The problem | Go through the entries and transcribe each one exactly, dropping the pictures.

= = = =

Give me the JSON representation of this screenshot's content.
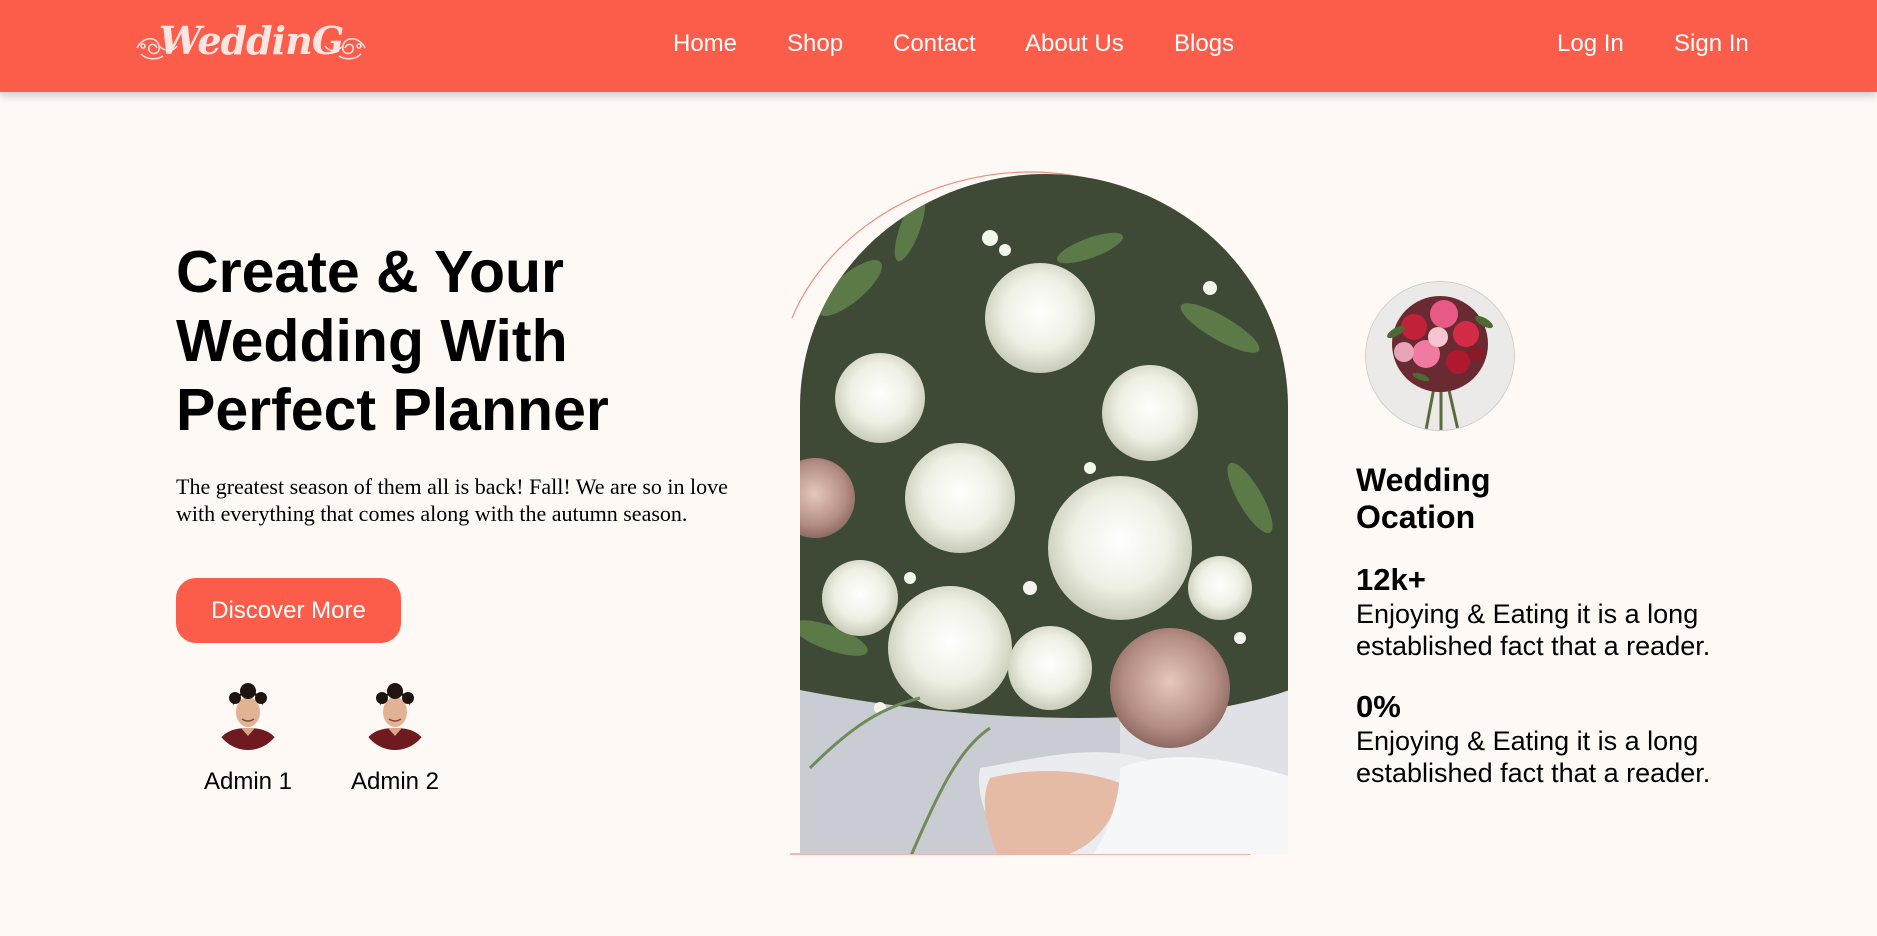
{
  "brand": {
    "logo_text": "WeddinG"
  },
  "nav": {
    "links": [
      "Home",
      "Shop",
      "Contact",
      "About Us",
      "Blogs"
    ],
    "log_in": "Log In",
    "sign_in": "Sign In"
  },
  "hero": {
    "title": "Create & Your Wedding With Perfect Planner",
    "description": "The greatest season of them all is back! Fall! We are so in love with everything that comes along with the autumn season.",
    "cta_label": "Discover More"
  },
  "admins": [
    {
      "name": "Admin 1"
    },
    {
      "name": "Admin 2"
    }
  ],
  "sidebar": {
    "title": "Wedding Ocation",
    "stats": [
      {
        "value": "12k+",
        "text": "Enjoying & Eating it is a long established fact that a reader."
      },
      {
        "value": "0%",
        "text": "Enjoying & Eating it is a long established fact that a reader."
      }
    ]
  },
  "colors": {
    "accent": "#fc5c4a",
    "background": "#fff9f6"
  }
}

= = = =

Finished task |
Give me the JSON representation of this screenshot's content.
{
  "brand": {
    "logo_text": "WeddinG"
  },
  "nav": {
    "links": [
      "Home",
      "Shop",
      "Contact",
      "About Us",
      "Blogs"
    ],
    "log_in": "Log In",
    "sign_in": "Sign In"
  },
  "hero": {
    "title": "Create & Your Wedding With Perfect Planner",
    "description": "The greatest season of them all is back! Fall! We are so in love with everything that comes along with the autumn season.",
    "cta_label": "Discover More"
  },
  "admins": [
    {
      "name": "Admin 1"
    },
    {
      "name": "Admin 2"
    }
  ],
  "sidebar": {
    "title": "Wedding Ocation",
    "stats": [
      {
        "value": "12k+",
        "text": "Enjoying & Eating it is a long established fact that a reader."
      },
      {
        "value": "0%",
        "text": "Enjoying & Eating it is a long established fact that a reader."
      }
    ]
  },
  "colors": {
    "accent": "#fc5c4a",
    "background": "#fff9f6"
  }
}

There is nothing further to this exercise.